Items from a dataset:
⁂

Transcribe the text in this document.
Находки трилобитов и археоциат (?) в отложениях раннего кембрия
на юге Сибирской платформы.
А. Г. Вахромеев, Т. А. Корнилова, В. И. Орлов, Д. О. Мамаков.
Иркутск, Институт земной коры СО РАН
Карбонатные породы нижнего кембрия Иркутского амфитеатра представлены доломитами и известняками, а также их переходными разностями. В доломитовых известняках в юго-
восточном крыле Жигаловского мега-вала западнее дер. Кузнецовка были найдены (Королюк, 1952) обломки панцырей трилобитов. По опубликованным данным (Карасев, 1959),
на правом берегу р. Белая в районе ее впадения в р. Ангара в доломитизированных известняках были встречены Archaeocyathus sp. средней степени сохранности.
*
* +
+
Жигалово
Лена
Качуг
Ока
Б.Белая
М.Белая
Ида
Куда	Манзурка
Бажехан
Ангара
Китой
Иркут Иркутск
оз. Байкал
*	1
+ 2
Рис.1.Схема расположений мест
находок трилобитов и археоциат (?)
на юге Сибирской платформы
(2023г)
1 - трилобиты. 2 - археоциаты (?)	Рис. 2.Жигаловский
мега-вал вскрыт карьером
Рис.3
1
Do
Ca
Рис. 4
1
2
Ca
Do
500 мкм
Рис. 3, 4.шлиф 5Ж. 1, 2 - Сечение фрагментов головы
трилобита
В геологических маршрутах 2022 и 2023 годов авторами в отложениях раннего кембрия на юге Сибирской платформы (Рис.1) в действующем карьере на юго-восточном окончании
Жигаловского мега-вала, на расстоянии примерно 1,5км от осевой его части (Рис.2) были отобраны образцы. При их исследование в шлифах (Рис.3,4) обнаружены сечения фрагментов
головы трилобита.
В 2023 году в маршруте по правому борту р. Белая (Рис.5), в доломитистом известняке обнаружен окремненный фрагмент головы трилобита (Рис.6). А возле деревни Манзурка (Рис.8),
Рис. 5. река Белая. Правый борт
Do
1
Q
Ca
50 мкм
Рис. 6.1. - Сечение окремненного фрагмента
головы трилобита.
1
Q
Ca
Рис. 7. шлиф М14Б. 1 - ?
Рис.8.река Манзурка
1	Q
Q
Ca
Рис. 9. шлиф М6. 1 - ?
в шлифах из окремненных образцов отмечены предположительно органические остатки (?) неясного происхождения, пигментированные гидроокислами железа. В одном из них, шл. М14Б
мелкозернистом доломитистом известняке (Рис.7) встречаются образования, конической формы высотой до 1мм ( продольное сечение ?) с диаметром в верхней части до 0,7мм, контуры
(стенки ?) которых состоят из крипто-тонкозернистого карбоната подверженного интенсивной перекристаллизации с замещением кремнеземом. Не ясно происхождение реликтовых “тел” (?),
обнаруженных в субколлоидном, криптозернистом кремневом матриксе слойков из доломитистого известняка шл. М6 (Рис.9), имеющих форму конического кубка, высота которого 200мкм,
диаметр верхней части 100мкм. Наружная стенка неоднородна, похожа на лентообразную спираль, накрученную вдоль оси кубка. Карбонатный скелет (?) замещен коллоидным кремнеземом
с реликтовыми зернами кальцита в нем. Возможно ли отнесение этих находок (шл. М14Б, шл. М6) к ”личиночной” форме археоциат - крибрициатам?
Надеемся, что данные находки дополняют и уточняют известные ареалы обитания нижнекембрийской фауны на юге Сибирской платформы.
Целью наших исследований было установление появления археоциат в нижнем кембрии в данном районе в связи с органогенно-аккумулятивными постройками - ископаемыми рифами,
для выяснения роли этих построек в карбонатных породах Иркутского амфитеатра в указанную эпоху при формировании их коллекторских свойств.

⁂

What is required: Everything in the listing above should be restated exactly.

Written answer:
Transcribe the text in this document.
Находки трилобитов и археоциат (?) в отложениях раннего кембрия
на юге Сибирской платформы.
А. Г. Вахромеев, Т. А. Корнилова, В. И. Орлов, Д. О. Мамаков.
Иркутск, Институт земной коры СО РАН
Карбонатные породы нижнего кембрия Иркутского амфитеатра представлены доломитами и известняками, а также их переходными разностями. В доломитовых известняках в юго-
восточном крыле Жигаловского мега-вала западнее дер. Кузнецовка были найдены (Королюк, 1952) обломки панцырей трилобитов. По опубликованным данным (Карасев, 1959),
на правом берегу р. Белая в районе ее впадения в р. Ангара в доломитизированных известняках были встречены Archaeocyathus sp. средней степени сохранности.
*
* +
+
Жигалово
Лена
Качуг
Ока
Б.Белая
М.Белая
Ида
Куда	Манзурка
Бажехан
Ангара
Китой
Иркут Иркутск
оз. Байкал
*	1
+ 2
Рис.1.Схема расположений мест
находок трилобитов и археоциат (?)
на юге Сибирской платформы
(2023г)
1 - трилобиты. 2 - археоциаты (?)	Рис. 2.Жигаловский
мега-вал вскрыт карьером
Рис.3
1
Do
Ca
Рис. 4
1
2
Ca
Do
500 мкм
Рис. 3, 4.шлиф 5Ж. 1, 2 - Сечение фрагментов головы
трилобита
В геологических маршрутах 2022 и 2023 годов авторами в отложениях раннего кембрия на юге Сибирской платформы (Рис.1) в действующем карьере на юго-восточном окончании
Жигаловского мега-вала, на расстоянии примерно 1,5км от осевой его части (Рис.2) были отобраны образцы. При их исследование в шлифах (Рис.3,4) обнаружены сечения фрагментов
головы трилобита.
В 2023 году в маршруте по правому борту р. Белая (Рис.5), в доломитистом известняке обнаружен окремненный фрагмент головы трилобита (Рис.6). А возле деревни Манзурка (Рис.8),
Рис. 5. река Белая. Правый борт
Do
1
Q
Ca
50 мкм
Рис. 6.1. - Сечение окремненного фрагмента
головы трилобита.
1
Q
Ca
Рис. 7. шлиф М14Б. 1 - ?
Рис.8.река Манзурка
1	Q
Q
Ca
Рис. 9. шлиф М6. 1 - ?
в шлифах из окремненных образцов отмечены предположительно органические остатки (?) неясного происхождения, пигментированные гидроокислами железа. В одном из них, шл. М14Б
мелкозернистом доломитистом известняке (Рис.7) встречаются образования, конической формы высотой до 1мм ( продольное сечение ?) с диаметром в верхней части до 0,7мм, контуры
(стенки ?) которых состоят из крипто-тонкозернистого карбоната подверженного интенсивной перекристаллизации с замещением кремнеземом. Не ясно происхождение реликтовых “тел” (?),
обнаруженных в субколлоидном, криптозернистом кремневом матриксе слойков из доломитистого известняка шл. М6 (Рис.9), имеющих форму конического кубка, высота которого 200мкм,
диаметр верхней части 100мкм. Наружная стенка неоднородна, похожа на лентообразную спираль, накрученную вдоль оси кубка. Карбонатный скелет (?) замещен коллоидным кремнеземом
с реликтовыми зернами кальцита в нем. Возможно ли отнесение этих находок (шл. М14Б, шл. М6) к ”личиночной” форме археоциат - крибрициатам?
Надеемся, что данные находки дополняют и уточняют известные ареалы обитания нижнекембрийской фауны на юге Сибирской платформы.
Целью наших исследований было установление появления археоциат в нижнем кембрии в данном районе в связи с органогенно-аккумулятивными постройками - ископаемыми рифами,
для выяснения роли этих построек в карбонатных породах Иркутского амфитеатра в указанную эпоху при формировании их коллекторских свойств.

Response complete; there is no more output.